====== Exercise material

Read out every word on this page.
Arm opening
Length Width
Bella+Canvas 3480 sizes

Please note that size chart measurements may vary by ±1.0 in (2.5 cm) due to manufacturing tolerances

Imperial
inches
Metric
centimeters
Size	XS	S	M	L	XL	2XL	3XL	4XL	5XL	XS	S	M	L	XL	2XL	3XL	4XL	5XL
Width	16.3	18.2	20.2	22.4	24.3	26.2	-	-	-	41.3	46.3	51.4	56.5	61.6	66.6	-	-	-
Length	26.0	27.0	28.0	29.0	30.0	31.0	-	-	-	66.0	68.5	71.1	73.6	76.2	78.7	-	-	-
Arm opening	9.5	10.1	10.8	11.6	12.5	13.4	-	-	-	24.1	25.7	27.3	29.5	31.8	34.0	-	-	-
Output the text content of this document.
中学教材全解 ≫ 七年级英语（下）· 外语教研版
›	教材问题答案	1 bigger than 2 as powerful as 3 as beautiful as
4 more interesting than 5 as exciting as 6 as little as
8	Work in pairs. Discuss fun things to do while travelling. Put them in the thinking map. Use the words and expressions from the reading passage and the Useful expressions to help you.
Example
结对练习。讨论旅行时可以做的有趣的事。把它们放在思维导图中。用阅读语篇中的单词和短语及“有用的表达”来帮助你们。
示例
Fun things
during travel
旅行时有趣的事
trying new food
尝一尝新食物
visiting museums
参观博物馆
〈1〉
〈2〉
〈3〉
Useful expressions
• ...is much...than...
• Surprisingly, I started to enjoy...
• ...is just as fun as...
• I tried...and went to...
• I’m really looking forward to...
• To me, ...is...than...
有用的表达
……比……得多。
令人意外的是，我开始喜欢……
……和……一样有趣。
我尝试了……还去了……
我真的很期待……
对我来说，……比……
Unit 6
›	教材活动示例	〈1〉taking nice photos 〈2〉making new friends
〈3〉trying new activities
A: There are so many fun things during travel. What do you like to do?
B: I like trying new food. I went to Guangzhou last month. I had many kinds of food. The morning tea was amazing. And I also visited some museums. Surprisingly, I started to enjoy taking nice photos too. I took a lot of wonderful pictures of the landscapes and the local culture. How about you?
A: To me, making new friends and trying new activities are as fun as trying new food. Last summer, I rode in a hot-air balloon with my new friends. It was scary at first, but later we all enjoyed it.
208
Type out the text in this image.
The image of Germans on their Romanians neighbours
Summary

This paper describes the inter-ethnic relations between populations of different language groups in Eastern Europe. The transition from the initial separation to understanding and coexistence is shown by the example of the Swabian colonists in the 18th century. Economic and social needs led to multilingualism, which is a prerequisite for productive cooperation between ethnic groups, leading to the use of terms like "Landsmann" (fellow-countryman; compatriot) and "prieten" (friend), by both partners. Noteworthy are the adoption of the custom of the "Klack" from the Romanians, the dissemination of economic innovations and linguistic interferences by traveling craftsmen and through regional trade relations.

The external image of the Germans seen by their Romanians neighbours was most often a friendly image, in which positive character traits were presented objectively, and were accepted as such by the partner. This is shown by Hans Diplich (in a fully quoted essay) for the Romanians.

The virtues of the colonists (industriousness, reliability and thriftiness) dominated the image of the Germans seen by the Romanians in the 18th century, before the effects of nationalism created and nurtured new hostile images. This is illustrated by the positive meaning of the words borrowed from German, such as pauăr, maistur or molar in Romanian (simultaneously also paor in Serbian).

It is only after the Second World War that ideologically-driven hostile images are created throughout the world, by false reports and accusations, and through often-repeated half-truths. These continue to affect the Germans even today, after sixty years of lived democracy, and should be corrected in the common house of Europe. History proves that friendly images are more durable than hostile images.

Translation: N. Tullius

============

### Work to complete
Transcribe each entry exactly.

### Answer
Read out every word on this page.
Arm opening
Length Width
Bella+Canvas 3480 sizes

Please note that size chart measurements may vary by ±1.0 in (2.5 cm) due to manufacturing tolerances

Imperial
inches
Metric
centimeters
Size	XS	S	M	L	XL	2XL	3XL	4XL	5XL	XS	S	M	L	XL	2XL	3XL	4XL	5XL
Width	16.3	18.2	20.2	22.4	24.3	26.2	-	-	-	41.3	46.3	51.4	56.5	61.6	66.6	-	-	-
Length	26.0	27.0	28.0	29.0	30.0	31.0	-	-	-	66.0	68.5	71.1	73.6	76.2	78.7	-	-	-
Arm opening	9.5	10.1	10.8	11.6	12.5	13.4	-	-	-	24.1	25.7	27.3	29.5	31.8	34.0	-	-	-
Output the text content of this document.
中学教材全解 ≫ 七年级英语（下）· 外语教研版
›	教材问题答案	1 bigger than 2 as powerful as 3 as beautiful as
4 more interesting than 5 as exciting as 6 as little as
8	Work in pairs. Discuss fun things to do while travelling. Put them in the thinking map. Use the words and expressions from the reading passage and the Useful expressions to help you.
Example
结对练习。讨论旅行时可以做的有趣的事。把它们放在思维导图中。用阅读语篇中的单词和短语及“有用的表达”来帮助你们。
示例
Fun things
during travel
旅行时有趣的事
trying new food
尝一尝新食物
visiting museums
参观博物馆
〈1〉
〈2〉
〈3〉
Useful expressions
• ...is much...than...
• Surprisingly, I started to enjoy...
• ...is just as fun as...
• I tried...and went to...
• I’m really looking forward to...
• To me, ...is...than...
有用的表达
……比……得多。
令人意外的是，我开始喜欢……
……和……一样有趣。
我尝试了……还去了……
我真的很期待……
对我来说，……比……
Unit 6
›	教材活动示例	〈1〉taking nice photos 〈2〉making new friends
〈3〉trying new activities
A: There are so many fun things during travel. What do you like to do?
B: I like trying new food. I went to Guangzhou last month. I had many kinds of food. The morning tea was amazing. And I also visited some museums. Surprisingly, I started to enjoy taking nice photos too. I took a lot of wonderful pictures of the landscapes and the local culture. How about you?
A: To me, making new friends and trying new activities are as fun as trying new food. Last summer, I rode in a hot-air balloon with my new friends. It was scary at first, but later we all enjoyed it.
208
Type out the text in this image.
The image of Germans on their Romanians neighbours
Summary

This paper describes the inter-ethnic relations between populations of different language groups in Eastern Europe. The transition from the initial separation to understanding and coexistence is shown by the example of the Swabian colonists in the 18th century. Economic and social needs led to multilingualism, which is a prerequisite for productive cooperation between ethnic groups, leading to the use of terms like "Landsmann" (fellow-countryman; compatriot) and "prieten" (friend), by both partners. Noteworthy are the adoption of the custom of the "Klack" from the Romanians, the dissemination of economic innovations and linguistic interferences by traveling craftsmen and through regional trade relations.

The external image of the Germans seen by their Romanians neighbours was most often a friendly image, in which positive character traits were presented objectively, and were accepted as such by the partner. This is shown by Hans Diplich (in a fully quoted essay) for the Romanians.

The virtues of the colonists (industriousness, reliability and thriftiness) dominated the image of the Germans seen by the Romanians in the 18th century, before the effects of nationalism created and nurtured new hostile images. This is illustrated by the positive meaning of the words borrowed from German, such as pauăr, maistur or molar in Romanian (simultaneously also paor in Serbian).

It is only after the Second World War that ideologically-driven hostile images are created throughout the world, by false reports and accusations, and through often-repeated half-truths. These continue to affect the Germans even today, after sixty years of lived democracy, and should be corrected in the common house of Europe. History proves that friendly images are more durable than hostile images.

Translation: N. Tullius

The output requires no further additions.